**Given problem:** Copy every line in the records below that contains the word "dispositivo".

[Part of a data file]
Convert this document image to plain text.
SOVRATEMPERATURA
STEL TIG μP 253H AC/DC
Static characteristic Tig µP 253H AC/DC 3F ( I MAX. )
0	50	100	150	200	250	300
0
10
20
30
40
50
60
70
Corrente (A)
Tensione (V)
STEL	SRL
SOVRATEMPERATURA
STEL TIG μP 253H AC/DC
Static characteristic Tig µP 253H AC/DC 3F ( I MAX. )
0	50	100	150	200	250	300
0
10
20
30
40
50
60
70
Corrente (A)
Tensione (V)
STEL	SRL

==

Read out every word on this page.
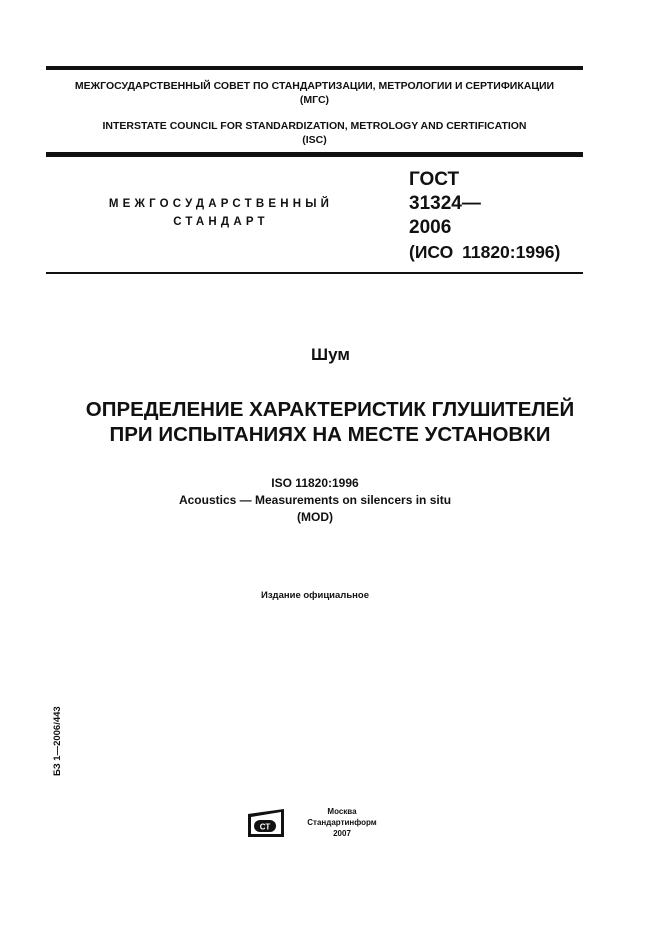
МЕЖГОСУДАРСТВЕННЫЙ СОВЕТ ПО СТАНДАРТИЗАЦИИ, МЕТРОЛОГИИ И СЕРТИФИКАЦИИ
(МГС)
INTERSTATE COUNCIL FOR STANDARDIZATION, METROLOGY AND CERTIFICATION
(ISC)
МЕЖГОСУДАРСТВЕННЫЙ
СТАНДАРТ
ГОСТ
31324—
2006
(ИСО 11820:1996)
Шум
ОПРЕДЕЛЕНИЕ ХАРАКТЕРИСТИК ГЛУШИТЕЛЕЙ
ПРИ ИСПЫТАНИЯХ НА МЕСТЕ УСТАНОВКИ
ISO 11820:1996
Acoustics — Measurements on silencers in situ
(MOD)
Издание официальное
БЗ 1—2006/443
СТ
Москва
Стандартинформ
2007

==

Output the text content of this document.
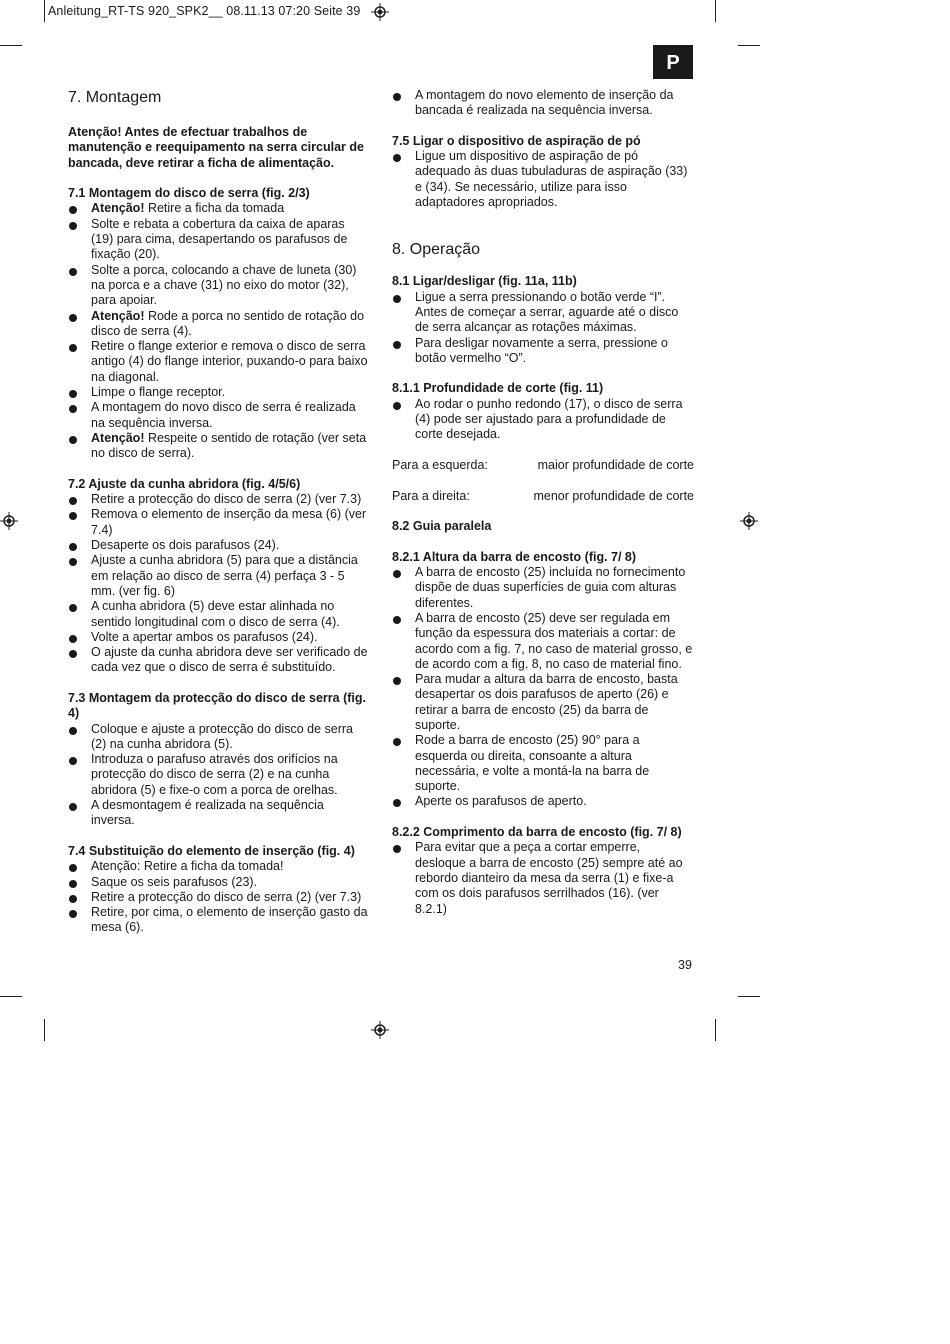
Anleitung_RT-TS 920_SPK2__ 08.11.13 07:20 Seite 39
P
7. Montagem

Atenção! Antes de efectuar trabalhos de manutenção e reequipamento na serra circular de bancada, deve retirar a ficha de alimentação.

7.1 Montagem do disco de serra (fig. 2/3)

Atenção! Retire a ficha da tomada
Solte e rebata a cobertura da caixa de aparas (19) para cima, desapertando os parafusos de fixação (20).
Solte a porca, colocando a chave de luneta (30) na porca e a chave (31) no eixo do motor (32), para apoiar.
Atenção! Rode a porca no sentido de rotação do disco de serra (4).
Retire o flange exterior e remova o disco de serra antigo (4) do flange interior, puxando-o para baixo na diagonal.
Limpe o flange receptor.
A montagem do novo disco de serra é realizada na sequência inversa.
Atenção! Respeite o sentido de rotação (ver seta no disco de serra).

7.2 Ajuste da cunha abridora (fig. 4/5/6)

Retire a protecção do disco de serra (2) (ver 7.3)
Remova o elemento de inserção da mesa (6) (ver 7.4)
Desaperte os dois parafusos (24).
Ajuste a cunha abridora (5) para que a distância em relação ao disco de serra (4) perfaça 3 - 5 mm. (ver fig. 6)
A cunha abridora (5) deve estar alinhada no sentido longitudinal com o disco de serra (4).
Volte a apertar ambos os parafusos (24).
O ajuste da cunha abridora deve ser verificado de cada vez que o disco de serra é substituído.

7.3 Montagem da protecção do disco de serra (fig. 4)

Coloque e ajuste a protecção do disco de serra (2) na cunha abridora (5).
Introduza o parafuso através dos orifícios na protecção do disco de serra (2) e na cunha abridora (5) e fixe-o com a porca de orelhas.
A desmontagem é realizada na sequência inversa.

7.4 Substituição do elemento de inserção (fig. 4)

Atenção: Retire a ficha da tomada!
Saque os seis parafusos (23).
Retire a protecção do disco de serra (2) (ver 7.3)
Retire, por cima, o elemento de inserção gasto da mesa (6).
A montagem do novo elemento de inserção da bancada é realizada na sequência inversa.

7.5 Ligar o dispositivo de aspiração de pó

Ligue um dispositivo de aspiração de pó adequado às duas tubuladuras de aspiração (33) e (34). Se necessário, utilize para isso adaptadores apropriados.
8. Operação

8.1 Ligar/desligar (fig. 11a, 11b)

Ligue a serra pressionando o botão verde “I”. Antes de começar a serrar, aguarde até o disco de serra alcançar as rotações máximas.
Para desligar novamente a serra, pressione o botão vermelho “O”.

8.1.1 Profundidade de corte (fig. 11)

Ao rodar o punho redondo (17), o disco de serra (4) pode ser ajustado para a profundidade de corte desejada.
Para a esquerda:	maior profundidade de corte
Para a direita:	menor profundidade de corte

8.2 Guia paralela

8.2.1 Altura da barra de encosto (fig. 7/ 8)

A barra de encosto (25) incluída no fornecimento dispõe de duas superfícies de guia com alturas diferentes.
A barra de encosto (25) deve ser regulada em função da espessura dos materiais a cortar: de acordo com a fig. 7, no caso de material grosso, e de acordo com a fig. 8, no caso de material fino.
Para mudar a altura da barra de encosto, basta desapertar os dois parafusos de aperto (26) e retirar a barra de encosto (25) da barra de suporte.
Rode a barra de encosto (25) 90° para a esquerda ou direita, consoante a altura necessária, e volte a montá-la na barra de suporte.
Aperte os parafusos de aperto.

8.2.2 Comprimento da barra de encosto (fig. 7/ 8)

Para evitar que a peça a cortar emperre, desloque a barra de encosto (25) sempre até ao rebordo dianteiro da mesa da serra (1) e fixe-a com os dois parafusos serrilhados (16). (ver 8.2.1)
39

**Expected output:**
7.5 Ligar o dispositivo de aspiração de pó
Ligue um dispositivo de aspiração de pó adequado às duas tubuladuras de aspiração (33) e (34). Se necessário, utilize para isso adaptadores apropriados.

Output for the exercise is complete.